### Material shown
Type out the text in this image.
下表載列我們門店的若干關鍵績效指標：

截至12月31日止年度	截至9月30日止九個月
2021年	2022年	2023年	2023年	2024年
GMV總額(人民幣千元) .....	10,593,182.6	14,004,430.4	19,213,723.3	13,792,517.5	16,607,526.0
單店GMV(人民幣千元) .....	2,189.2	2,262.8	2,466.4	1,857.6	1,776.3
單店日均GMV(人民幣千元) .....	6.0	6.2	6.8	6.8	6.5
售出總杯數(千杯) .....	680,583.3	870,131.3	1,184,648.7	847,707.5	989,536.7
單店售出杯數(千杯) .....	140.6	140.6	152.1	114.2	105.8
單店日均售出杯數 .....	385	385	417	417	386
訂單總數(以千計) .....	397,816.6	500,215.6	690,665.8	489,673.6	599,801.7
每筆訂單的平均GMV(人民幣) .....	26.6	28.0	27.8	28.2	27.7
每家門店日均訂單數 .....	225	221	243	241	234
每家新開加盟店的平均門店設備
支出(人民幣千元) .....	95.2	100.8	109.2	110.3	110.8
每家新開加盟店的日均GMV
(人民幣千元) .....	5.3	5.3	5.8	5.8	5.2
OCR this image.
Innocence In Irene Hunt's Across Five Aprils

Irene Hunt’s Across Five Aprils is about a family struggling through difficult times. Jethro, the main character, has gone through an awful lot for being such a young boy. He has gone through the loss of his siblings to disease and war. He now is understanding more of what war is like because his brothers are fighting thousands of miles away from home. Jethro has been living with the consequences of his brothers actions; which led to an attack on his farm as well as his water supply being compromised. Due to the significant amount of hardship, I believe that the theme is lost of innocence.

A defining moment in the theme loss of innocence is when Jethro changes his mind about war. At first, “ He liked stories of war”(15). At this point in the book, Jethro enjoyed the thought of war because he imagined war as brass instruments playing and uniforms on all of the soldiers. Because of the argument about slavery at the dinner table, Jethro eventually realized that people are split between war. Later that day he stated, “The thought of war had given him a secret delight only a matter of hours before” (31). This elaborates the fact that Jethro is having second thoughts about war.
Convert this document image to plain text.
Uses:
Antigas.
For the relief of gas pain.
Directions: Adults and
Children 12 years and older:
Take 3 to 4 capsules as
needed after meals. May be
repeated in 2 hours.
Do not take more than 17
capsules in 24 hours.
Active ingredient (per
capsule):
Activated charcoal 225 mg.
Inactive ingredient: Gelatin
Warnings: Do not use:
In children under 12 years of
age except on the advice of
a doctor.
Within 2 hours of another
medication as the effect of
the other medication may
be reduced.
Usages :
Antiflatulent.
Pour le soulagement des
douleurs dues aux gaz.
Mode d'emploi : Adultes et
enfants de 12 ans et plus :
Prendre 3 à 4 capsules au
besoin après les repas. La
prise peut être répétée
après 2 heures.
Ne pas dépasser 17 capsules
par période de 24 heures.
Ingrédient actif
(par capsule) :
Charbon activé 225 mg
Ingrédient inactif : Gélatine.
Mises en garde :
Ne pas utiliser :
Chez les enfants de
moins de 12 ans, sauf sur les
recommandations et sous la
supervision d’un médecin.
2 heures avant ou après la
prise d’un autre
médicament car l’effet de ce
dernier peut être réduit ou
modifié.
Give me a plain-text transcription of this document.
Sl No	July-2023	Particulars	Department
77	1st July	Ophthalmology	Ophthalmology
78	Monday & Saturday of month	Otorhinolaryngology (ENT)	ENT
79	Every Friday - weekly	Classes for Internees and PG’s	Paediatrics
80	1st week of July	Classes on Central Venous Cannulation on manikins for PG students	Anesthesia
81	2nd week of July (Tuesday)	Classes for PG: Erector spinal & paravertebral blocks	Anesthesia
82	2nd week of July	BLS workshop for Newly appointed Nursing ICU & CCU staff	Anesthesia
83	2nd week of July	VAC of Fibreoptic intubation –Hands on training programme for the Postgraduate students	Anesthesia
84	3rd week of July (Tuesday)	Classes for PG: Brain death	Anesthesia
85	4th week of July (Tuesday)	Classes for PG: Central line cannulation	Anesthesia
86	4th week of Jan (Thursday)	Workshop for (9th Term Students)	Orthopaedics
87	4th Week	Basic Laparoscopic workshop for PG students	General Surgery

### Problem requirements
Pull out every line in the material above where "après" occurs.

### Answer to this exercise
besoin après les repas. La
après 2 heures.
2 heures avant ou après la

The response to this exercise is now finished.